:: Task goal ::
Go through the entries one line at a time, and gather every line that has the word "subtitle".

....................

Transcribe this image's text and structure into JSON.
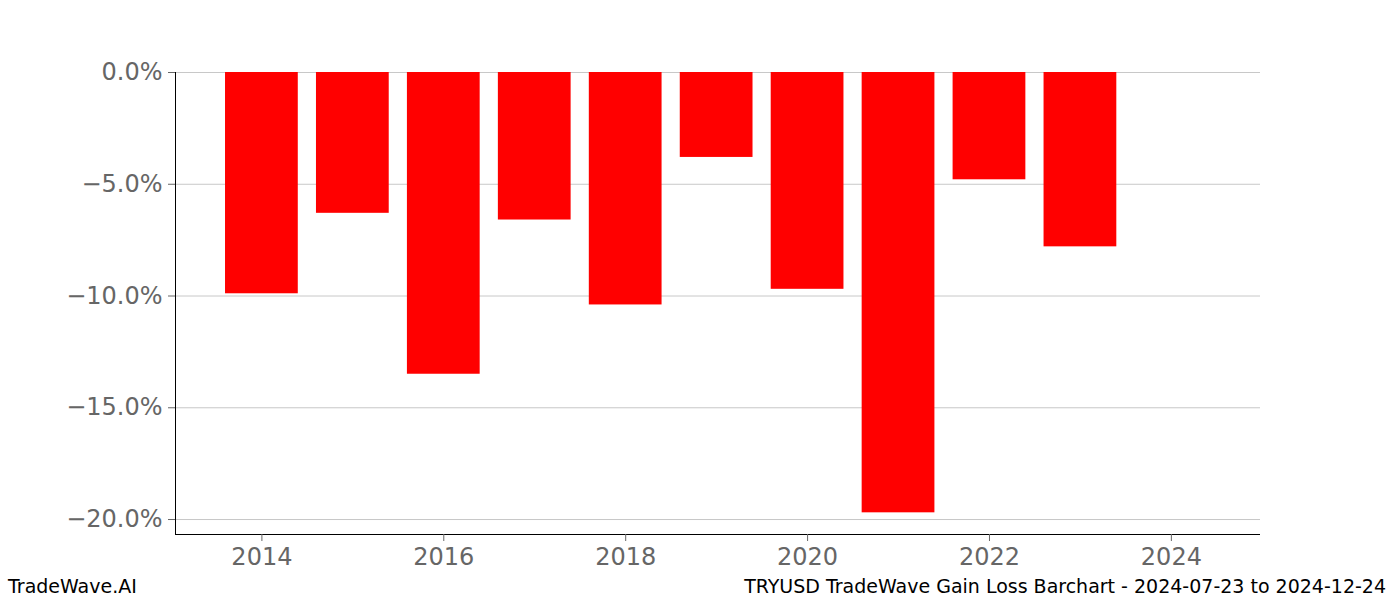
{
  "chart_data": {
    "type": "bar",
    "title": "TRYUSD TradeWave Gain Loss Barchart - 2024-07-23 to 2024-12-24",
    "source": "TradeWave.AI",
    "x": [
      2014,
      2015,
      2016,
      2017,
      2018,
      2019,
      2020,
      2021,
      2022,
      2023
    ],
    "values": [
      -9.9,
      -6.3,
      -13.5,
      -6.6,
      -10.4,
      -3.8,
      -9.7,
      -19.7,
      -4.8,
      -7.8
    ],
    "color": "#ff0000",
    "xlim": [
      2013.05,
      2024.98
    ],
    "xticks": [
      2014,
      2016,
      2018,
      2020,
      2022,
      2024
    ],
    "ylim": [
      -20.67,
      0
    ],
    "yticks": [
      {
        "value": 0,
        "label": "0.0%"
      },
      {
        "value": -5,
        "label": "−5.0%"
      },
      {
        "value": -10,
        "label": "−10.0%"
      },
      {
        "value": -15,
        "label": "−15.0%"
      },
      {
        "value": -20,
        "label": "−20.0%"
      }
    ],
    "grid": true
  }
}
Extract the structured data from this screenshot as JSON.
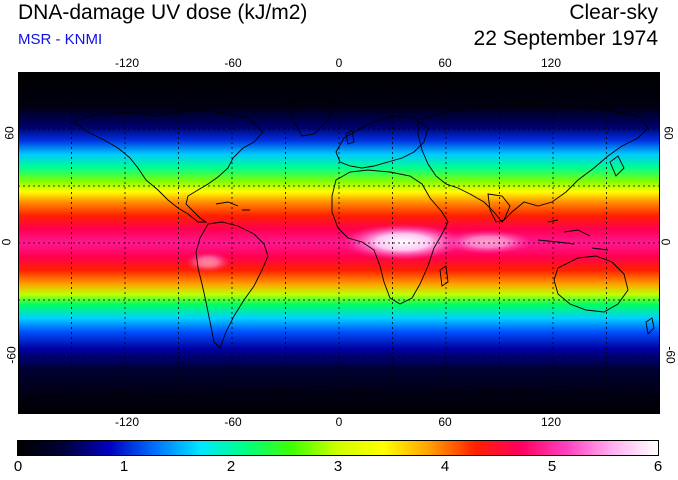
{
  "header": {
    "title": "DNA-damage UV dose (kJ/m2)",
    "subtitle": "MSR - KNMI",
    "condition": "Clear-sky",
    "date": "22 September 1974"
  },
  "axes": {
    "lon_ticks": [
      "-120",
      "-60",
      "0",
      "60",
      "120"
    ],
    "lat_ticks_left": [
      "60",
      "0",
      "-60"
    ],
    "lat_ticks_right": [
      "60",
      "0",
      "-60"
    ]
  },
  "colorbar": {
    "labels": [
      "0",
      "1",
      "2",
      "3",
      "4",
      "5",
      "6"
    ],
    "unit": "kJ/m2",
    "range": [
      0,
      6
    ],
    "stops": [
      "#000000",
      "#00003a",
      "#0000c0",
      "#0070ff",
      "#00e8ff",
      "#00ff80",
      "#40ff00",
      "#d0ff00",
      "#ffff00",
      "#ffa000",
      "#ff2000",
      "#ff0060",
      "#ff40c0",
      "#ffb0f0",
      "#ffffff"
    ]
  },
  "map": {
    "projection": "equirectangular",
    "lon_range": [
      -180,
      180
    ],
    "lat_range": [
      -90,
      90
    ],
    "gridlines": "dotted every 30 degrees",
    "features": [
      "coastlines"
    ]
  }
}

....................

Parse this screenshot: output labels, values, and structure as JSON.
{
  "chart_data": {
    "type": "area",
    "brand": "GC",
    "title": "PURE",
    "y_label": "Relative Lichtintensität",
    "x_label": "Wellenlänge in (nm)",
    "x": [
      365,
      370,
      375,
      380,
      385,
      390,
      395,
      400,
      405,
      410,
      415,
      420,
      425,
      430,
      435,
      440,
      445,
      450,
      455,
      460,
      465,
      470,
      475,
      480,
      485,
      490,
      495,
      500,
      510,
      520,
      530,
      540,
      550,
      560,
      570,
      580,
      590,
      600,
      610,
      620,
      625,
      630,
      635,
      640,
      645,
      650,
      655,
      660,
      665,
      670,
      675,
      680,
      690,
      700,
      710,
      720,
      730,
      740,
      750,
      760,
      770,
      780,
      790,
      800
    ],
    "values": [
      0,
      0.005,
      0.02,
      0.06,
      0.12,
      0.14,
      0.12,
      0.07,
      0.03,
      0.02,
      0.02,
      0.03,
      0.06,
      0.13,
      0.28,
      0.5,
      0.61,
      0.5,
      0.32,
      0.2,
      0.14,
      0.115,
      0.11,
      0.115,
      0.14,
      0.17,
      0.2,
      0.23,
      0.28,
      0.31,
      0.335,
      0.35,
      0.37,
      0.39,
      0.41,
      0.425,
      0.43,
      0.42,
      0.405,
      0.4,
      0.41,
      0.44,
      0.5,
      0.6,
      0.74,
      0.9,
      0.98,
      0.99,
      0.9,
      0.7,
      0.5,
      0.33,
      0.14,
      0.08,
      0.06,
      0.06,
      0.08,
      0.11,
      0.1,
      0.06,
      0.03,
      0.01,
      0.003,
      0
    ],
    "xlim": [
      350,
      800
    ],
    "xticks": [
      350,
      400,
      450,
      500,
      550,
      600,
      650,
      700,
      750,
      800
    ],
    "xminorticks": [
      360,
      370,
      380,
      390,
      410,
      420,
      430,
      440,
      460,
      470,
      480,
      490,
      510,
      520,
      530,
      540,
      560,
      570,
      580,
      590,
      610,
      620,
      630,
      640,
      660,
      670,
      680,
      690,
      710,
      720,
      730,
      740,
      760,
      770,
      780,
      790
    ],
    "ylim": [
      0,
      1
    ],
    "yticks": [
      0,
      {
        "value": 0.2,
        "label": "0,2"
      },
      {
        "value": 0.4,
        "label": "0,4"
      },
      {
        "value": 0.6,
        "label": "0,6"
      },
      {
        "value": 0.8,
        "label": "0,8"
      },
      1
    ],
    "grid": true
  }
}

....................

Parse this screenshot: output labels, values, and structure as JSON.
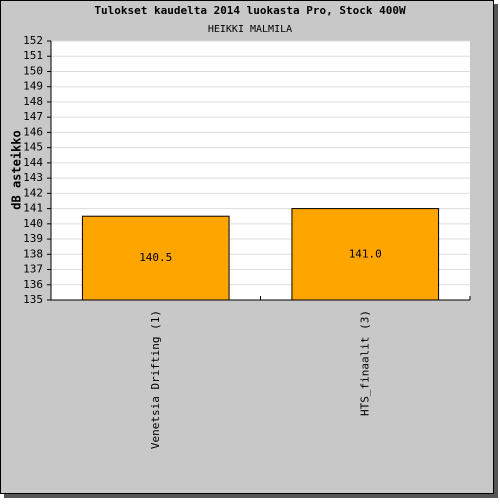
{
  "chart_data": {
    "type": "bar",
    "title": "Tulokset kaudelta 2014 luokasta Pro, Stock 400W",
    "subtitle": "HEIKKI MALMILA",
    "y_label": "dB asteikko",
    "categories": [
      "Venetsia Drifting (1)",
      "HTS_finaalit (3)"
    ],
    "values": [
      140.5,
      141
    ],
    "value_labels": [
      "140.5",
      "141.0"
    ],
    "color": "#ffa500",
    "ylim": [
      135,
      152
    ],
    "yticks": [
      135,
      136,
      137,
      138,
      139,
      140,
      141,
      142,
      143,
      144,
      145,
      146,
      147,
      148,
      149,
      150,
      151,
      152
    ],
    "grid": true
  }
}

....................

:: Task answer ::
    "subtitle": "MSR - KNMI",
    "subtitle": "HEIKKI MALMILA",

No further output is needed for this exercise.